(Given instruction)
Express every line of the entries below as a Markdown table with the columns Row and Line, numbering each line in order and skipping any blank lines.

(Element and region data)
start

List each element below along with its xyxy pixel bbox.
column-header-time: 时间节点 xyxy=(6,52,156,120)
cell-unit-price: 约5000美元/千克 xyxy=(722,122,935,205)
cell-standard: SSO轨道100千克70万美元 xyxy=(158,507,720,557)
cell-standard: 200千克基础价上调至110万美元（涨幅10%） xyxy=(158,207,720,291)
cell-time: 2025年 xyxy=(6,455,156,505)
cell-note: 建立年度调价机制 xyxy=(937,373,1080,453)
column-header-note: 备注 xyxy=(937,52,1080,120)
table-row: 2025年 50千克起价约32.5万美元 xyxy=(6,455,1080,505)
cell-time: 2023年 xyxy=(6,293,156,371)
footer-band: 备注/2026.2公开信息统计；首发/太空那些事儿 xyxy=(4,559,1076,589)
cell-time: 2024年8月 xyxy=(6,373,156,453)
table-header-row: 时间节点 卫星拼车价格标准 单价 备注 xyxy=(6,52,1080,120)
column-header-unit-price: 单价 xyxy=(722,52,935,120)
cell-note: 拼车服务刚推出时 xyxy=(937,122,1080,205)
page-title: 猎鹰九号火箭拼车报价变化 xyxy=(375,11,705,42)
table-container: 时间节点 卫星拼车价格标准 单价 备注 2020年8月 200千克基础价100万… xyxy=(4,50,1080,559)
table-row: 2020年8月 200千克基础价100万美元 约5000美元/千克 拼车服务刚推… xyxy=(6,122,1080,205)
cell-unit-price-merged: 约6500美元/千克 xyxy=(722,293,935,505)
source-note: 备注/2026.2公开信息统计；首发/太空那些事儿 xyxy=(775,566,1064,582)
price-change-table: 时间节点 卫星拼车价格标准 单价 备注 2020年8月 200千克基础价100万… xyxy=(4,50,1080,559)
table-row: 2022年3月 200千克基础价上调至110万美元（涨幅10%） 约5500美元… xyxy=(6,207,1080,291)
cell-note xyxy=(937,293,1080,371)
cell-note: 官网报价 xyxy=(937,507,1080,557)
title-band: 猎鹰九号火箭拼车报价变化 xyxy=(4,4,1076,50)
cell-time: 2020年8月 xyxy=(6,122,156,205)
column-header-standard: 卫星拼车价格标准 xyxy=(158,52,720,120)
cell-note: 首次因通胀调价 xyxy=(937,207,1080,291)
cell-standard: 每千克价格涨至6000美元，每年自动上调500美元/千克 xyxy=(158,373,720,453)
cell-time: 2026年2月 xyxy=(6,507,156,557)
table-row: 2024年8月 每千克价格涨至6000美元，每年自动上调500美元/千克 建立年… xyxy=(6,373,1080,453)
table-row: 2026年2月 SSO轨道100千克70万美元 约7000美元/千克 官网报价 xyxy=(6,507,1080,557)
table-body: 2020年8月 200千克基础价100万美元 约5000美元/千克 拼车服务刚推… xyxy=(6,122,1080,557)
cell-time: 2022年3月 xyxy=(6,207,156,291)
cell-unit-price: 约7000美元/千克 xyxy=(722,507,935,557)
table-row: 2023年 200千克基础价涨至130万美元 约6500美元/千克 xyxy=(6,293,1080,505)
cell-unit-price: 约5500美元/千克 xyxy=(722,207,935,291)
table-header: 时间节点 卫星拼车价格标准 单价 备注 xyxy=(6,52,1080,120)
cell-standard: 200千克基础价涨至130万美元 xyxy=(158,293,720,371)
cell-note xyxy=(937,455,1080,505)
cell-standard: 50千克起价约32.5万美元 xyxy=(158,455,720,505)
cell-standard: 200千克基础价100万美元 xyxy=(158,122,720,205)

end

(Written solution)
| Row | Line |
|---|---|
| 1 | List each element below along with its xyxy pixel bbox. |
| 2 | column-header-time: 时间节点 xyxy=(6,52,156,120) |
| 3 | cell-unit-price: 约5000美元/千克 xyxy=(722,122,935,205) |
| 4 | cell-standard: SSO轨道100千克70万美元 xyxy=(158,507,720,557) |
| 5 | cell-standard: 200千克基础价上调至110万美元（涨幅10%） xyxy=(158,207,720,291) |
| 6 | cell-time: 2025年 xyxy=(6,455,156,505) |
| 7 | cell-note: 建立年度调价机制 xyxy=(937,373,1080,453) |
| 8 | column-header-note: 备注 xyxy=(937,52,1080,120) |
| 9 | table-row: 2025年 50千克起价约32.5万美元 xyxy=(6,455,1080,505) |
| 10 | cell-time: 2023年 xyxy=(6,293,156,371) |
| 11 | footer-band: 备注/2026.2公开信息统计；首发/太空那些事儿 xyxy=(4,559,1076,589) |
| 12 | cell-time: 2024年8月 xyxy=(6,373,156,453) |
| 13 | table-header-row: 时间节点 卫星拼车价格标准 单价 备注 xyxy=(6,52,1080,120) |
| 14 | column-header-unit-price: 单价 xyxy=(722,52,935,120) |
| 15 | cell-note: 拼车服务刚推出时 xyxy=(937,122,1080,205) |
| 16 | page-title: 猎鹰九号火箭拼车报价变化 xyxy=(375,11,705,42) |
| 17 | table-container: 时间节点 卫星拼车价格标准 单价 备注 2020年8月 200千克基础价100万… xyxy=(4,50,1080,559) |
| 18 | table-row: 2020年8月 200千克基础价100万美元 约5000美元/千克 拼车服务刚推… xyxy=(6,122,1080,205) |
| 19 | cell-unit-price-merged: 约6500美元/千克 xyxy=(722,293,935,505) |
| 20 | source-note: 备注/2026.2公开信息统计；首发/太空那些事儿 xyxy=(775,566,1064,582) |
| 21 | price-change-table: 时间节点 卫星拼车价格标准 单价 备注 2020年8月 200千克基础价100万… xyxy=(4,50,1080,559) |
| 22 | table-row: 2022年3月 200千克基础价上调至110万美元（涨幅10%） 约5500美元… xyxy=(6,207,1080,291) |
| 23 | cell-note xyxy=(937,293,1080,371) |
| 24 | cell-note: 官网报价 xyxy=(937,507,1080,557) |
| 25 | title-band: 猎鹰九号火箭拼车报价变化 xyxy=(4,4,1076,50) |
| 26 | cell-time: 2020年8月 xyxy=(6,122,156,205) |
| 27 | column-header-standard: 卫星拼车价格标准 xyxy=(158,52,720,120) |
| 28 | cell-note: 首次因通胀调价 xyxy=(937,207,1080,291) |
| 29 | cell-standard: 每千克价格涨至6000美元，每年自动上调500美元/千克 xyxy=(158,373,720,453) |
| 30 | cell-time: 2026年2月 xyxy=(6,507,156,557) |
| 31 | table-row: 2024年8月 每千克价格涨至6000美元，每年自动上调500美元/千克 建立年… xyxy=(6,373,1080,453) |
| 32 | table-row: 2026年2月 SSO轨道100千克70万美元 约7000美元/千克 官网报价 xyxy=(6,507,1080,557) |
| 33 | table-body: 2020年8月 200千克基础价100万美元 约5000美元/千克 拼车服务刚推… xyxy=(6,122,1080,557) |
| 34 | cell-time: 2022年3月 xyxy=(6,207,156,291) |
| 35 | cell-unit-price: 约7000美元/千克 xyxy=(722,507,935,557) |
| 36 | table-row: 2023年 200千克基础价涨至130万美元 约6500美元/千克 xyxy=(6,293,1080,505) |
| 37 | cell-unit-price: 约5500美元/千克 xyxy=(722,207,935,291) |
| 38 | table-header: 时间节点 卫星拼车价格标准 单价 备注 xyxy=(6,52,1080,120) |
| 39 | cell-standard: 200千克基础价涨至130万美元 xyxy=(158,293,720,371) |
| 40 | cell-note xyxy=(937,455,1080,505) |
| 41 | cell-standard: 50千克起价约32.5万美元 xyxy=(158,455,720,505) |
| 42 | cell-standard: 200千克基础价100万美元 xyxy=(158,122,720,205) |